*Problem to work on:* Identify each line below that contains the word "Microsoft", and copy it out.
•••
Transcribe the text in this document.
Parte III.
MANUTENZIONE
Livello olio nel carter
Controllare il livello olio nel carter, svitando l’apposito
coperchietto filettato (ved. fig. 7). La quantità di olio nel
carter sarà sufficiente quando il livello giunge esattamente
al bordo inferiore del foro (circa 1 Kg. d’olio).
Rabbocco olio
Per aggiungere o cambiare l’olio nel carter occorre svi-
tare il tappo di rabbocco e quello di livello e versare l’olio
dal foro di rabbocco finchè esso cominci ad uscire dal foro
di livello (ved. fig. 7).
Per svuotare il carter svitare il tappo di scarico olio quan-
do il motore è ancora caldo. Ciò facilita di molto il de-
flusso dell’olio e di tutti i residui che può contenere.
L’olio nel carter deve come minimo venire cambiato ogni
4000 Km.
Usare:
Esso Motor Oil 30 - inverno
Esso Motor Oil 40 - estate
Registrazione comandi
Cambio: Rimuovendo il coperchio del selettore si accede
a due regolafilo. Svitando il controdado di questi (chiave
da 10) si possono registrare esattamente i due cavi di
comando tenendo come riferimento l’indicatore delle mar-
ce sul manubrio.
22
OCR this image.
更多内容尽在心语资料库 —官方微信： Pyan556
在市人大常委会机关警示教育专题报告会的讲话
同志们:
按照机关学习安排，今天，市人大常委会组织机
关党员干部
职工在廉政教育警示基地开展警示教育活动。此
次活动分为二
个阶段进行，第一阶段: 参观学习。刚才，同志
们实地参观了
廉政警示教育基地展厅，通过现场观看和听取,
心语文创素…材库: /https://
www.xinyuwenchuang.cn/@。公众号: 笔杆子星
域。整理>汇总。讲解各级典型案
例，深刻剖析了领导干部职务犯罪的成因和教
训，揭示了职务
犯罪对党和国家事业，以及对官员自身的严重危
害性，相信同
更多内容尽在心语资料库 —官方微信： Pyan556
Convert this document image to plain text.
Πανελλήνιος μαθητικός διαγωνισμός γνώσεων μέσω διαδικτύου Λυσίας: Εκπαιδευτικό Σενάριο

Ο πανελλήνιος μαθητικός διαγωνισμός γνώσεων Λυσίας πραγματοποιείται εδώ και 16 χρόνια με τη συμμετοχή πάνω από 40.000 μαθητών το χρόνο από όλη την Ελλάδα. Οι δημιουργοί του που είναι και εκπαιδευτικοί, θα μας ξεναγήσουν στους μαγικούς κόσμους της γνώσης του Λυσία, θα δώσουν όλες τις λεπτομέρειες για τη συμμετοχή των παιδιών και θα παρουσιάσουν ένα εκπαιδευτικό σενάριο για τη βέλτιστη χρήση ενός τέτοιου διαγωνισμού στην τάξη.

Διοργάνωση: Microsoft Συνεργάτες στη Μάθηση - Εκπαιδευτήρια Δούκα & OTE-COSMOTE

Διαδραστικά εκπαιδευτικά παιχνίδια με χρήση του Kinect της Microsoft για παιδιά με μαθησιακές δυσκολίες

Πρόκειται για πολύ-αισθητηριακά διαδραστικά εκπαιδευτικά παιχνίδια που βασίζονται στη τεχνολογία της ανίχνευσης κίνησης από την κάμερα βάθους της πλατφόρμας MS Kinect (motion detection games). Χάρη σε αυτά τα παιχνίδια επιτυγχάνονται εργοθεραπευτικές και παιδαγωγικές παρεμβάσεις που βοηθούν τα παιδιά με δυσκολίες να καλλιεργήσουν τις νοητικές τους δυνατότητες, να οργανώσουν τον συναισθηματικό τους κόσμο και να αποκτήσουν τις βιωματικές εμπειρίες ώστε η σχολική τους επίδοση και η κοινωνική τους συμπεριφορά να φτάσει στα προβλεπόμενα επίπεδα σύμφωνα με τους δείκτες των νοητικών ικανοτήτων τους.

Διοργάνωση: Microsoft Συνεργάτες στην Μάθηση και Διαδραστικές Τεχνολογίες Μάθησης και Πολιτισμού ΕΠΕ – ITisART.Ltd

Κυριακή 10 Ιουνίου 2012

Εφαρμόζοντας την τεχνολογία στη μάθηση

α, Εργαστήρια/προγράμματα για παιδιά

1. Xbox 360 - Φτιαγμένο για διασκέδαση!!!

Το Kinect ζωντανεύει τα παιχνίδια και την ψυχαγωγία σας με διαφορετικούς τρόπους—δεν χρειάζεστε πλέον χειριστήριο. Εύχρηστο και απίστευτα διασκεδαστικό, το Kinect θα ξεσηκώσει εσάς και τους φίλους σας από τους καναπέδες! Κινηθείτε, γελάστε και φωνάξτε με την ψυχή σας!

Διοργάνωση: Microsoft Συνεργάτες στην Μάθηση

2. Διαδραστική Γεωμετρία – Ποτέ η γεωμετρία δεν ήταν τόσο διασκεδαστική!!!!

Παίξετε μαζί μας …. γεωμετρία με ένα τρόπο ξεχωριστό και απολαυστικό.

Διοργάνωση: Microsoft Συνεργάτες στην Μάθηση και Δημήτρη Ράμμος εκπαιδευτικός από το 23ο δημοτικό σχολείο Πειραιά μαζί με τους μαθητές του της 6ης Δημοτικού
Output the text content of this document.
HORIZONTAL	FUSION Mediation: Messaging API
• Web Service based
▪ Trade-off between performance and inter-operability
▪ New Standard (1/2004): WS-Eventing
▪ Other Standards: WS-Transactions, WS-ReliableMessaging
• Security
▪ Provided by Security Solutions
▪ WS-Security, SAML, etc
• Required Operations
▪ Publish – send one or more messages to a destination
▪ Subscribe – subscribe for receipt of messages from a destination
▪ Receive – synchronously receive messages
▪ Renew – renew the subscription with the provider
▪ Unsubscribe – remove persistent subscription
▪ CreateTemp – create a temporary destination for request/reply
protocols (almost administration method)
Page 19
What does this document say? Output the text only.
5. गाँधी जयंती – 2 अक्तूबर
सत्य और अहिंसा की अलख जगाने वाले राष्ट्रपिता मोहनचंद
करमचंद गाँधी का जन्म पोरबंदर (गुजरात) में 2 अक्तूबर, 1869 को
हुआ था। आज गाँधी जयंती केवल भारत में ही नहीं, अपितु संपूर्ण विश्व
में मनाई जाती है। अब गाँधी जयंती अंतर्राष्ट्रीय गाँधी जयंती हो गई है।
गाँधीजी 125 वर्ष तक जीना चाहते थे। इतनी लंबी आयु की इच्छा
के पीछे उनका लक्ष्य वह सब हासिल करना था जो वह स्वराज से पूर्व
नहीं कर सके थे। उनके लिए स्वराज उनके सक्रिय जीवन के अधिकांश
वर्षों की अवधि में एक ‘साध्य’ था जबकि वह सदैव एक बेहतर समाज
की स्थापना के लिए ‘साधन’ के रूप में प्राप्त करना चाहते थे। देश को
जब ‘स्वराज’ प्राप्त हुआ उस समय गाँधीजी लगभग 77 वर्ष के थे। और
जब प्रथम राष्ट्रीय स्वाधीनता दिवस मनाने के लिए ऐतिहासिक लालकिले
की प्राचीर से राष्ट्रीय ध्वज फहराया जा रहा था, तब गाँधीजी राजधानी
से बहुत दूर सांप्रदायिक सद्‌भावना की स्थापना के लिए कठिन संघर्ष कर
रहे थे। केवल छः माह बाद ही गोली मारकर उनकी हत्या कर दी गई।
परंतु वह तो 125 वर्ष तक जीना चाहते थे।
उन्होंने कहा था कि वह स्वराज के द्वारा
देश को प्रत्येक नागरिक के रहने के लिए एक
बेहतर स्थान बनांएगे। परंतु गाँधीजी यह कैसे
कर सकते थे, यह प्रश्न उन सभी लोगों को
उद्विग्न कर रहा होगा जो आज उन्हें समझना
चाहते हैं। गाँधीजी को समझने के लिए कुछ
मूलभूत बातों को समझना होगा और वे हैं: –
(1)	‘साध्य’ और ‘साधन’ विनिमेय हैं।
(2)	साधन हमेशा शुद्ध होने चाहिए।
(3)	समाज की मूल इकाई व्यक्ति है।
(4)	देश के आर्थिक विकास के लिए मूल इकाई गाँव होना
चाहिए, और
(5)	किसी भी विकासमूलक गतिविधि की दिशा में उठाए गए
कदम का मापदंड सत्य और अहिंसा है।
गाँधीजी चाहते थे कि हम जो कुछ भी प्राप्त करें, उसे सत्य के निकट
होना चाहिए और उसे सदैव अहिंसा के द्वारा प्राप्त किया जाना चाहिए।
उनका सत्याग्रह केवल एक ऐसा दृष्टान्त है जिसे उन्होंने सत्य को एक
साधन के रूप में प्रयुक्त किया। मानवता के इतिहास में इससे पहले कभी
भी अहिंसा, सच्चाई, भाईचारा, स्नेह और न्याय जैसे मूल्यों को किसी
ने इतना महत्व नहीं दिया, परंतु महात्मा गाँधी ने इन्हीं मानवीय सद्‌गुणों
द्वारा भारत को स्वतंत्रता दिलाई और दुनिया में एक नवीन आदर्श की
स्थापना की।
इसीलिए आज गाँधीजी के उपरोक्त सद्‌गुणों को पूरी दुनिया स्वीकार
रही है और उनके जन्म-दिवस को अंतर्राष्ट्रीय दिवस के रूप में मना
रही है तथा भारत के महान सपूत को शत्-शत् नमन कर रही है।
•••
*Problem solution:*
Διοργάνωση: Microsoft Συνεργάτες στη Μάθηση - Εκπαιδευτήρια Δούκα & OTE-COSMOTE
Διαδραστικά εκπαιδευτικά παιχνίδια με χρήση του Kinect της Microsoft για παιδιά με μαθησιακές δυσκολίες
Διοργάνωση: Microsoft Συνεργάτες στην Μάθηση και Διαδραστικές Τεχνολογίες Μάθησης και Πολιτισμού ΕΠΕ – ITisART.Ltd
Διοργάνωση: Microsoft Συνεργάτες στην Μάθηση
Διοργάνωση: Microsoft Συνεργάτες στην Μάθηση και Δημήτρη Ράμμος εκπαιδευτικός από το 23ο δημοτικό σχολείο Πειραιά μαζί με τους μαθητές του της 6ης Δημοτικού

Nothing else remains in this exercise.